**Yönergeler:**
• a. Dava metnine göre aşağıdaki soruları yanıtlayın.
(i) Bilirkişinin ibraz ettiği raporun havale tarihi nedir?
(ii) Davalı vekili rapora itirazlarını hangi tarihli dilekçesiyle bildirmiştir?
(iii) Davacı vekili dilekçesinde sonuç olarak neyi talep etmiştir?
• b. Dava metnini son cümlesinden sonra gelecek şekilde sürdürün.

**Alıntılanan metin:**
=======
Davalı vekili cevap dilekçesinde; ödeme dekontları, müvekkile ait ticari defterler, müvekkili imza örnekleri, bilirkişi incelemesi, tanık beyanları, yemin ve sair hususları delil olarak bildirmiştir.
İNCELEME VE GEREKÇE :
Delillerin toplanmasından sonra mahkememizin 10/02/2011 tarihli oturumunda mali müşavir bilirkişi incelemesine karar verilmiş, bilirkişi ibraz ettiği 13/04/2011 havale tarihli raporunda dosya kapsamı hakkında beyanda bulunduktan sonra sonuç olarak, davacı şirketin, davalıya hangi tarihlere kadar sözleşme konusu ürünleri satıp teslim ettiği?, davacı şirketin, davalıya 07/01/2009 tarihinde başlayarak 24/02/2010 tarihine kadar sözleşme konusu ürünleri teslim etmiş olduğu, davacı şirketin karşılıksız (bedelsiz) yardım olarak verdiği ürünlere ait faturaların davalı yasal defterlerinde yer alıp almadığı?, davalıya ait 2009 ve 2010 hesap yılı defterlerinin incelenmesi neticesinde davalının teslim aldığı bedelsiz ürünlere ait faturaların defter kayıtlarında yer almadığı, davalının dava konusu ürünler dışında benzer başka marka ürünleri satın alıp almadığı, davalının 09/02/2010 tarihinden başlayarak 17/09/2010 tarihine kadar başka marka ürünleri farklı şirketlerden satın almış olduğunun görüldüğünü bildirmiştir.
Davalı vekili 03/05/2011 tarihli dilekçesi ile rapora itirazlarını bildirmiş olup sonuç olarak; müvekkilinin imzası bulunmayan fatura ve sevk irsaliyelerini kabul etmediklerini, çoğu irsaliyelerin imzasız ya da imzaların taraflarına ait olmadığını, müvekkilinin davacı şirkete ödemeler yaptığını ancak bu ödemelerin kimin hesabına, ne şekilde işlendiğinin, müvekkili hesaplarının davacı firma tarafından tahsilatının ne şekilde yapıldığı hususları müvekkilini şüpheye düşürdüğünü beyan etmiştir.
Davacı vekili 05/05/2011 tarihli dilekçesi ile rapora beyanlarını bildirmiş olup sonuç olarak davanın kabulüne karar verilmesini talep etmiştir.
=======
**Bir koleksiyondan çıkarılan veriler:**
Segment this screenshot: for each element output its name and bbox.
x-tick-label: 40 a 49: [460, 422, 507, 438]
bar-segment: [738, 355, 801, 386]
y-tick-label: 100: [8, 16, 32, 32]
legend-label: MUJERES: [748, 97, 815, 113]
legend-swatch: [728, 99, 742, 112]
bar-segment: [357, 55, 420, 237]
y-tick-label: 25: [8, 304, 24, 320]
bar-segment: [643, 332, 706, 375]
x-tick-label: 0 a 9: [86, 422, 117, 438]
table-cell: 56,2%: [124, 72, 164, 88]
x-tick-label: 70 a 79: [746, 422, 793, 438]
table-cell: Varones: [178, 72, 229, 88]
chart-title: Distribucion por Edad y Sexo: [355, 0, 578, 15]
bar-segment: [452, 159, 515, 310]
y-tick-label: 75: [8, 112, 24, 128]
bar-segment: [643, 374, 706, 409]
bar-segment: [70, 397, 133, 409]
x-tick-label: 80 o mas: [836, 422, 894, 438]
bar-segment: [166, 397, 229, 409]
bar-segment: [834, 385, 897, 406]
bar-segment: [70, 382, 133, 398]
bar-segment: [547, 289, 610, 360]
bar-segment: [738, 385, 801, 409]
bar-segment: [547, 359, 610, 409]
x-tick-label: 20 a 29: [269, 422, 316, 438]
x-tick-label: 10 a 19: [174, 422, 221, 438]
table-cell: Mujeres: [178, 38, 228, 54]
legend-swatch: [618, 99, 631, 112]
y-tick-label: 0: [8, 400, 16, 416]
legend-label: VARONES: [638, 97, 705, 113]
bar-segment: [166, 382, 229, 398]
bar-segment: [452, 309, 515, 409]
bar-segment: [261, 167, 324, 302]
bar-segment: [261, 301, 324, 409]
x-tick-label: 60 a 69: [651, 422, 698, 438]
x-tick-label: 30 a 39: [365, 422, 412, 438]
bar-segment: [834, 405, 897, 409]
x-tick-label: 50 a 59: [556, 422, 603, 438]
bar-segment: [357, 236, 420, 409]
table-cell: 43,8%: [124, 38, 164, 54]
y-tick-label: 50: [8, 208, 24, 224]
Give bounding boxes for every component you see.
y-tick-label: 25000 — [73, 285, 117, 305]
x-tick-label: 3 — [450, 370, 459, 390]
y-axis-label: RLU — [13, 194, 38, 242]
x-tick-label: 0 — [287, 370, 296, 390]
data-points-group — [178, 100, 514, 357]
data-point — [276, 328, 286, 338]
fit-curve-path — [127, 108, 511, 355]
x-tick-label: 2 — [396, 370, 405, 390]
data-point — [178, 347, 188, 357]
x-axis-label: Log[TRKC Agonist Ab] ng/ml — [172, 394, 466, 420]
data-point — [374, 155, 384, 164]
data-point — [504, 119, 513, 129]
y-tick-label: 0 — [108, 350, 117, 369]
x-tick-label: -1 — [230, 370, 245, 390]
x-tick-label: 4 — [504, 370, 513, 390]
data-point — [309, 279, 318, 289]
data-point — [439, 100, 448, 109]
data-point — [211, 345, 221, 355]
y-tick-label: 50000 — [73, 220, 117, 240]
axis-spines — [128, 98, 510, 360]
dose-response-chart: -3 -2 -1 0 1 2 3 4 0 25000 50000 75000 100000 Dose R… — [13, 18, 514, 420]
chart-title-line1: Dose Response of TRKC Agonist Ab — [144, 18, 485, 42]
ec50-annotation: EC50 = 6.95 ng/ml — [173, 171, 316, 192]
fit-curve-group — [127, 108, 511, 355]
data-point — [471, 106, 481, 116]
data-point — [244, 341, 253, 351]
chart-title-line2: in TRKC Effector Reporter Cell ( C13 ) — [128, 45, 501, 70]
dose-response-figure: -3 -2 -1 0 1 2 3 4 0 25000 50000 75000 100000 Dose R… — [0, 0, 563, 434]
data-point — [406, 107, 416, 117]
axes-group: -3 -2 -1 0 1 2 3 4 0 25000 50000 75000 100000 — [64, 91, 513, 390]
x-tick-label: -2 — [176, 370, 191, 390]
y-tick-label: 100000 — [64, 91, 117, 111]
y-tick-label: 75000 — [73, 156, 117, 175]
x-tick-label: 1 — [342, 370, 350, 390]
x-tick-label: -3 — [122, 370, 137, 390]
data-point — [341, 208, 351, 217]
=======
**Görevlere göre yanıtlar:**
• a.
(i) 13/04/2011
(ii) 03/05/2011
(iii) Davanın kabulüne karar verilmesini

• b.
Mahkememizin 07/07/2011 tarihli oturumunda bilirkişinin sözleşmenin 13. Maddesi uyarınca davacı şirkete ait kayıtlar üzerinde bedelsiz ürünlerin teslimine ilişkin fatura ve diğer kayıtların kayıtlı olup olmadığı hususunda ek rapor alınmasına karar verilmiş, bilirkişi ibraz ettiği 26/09/2011 havale tarihli ek raporunda sonuç olarak; davacı … A.Ş 2009 ve 2010 resmi yevmiye defterlerinde yer alan kayıtlara göre davalı …’a teslim etmiş olduğu bedelsiz ürün bedeline ait irsaliyeli faturaların toplamının 8.722,08-TL olduğunun tespit edildiğini bildirmiştir.
Davacı vekili 11/10/2011 havale tarihli dilekçesi ile rapora beyanlarını bildirmiş olup sonuç olarak; davalının sözleşmeye aykırı davrandığı sabit olduğundan davanın kabulüne karar verilmesini talep etmiştir.
Davalı vekili 21/10/2011 havale tarihli dilekçesi ile rapora beyanlarını bildirmiş olup sonuç olarak; itirazları doğrultusunda yeni bir bilirkişi incelemesi yapılmasını talep etmiştir.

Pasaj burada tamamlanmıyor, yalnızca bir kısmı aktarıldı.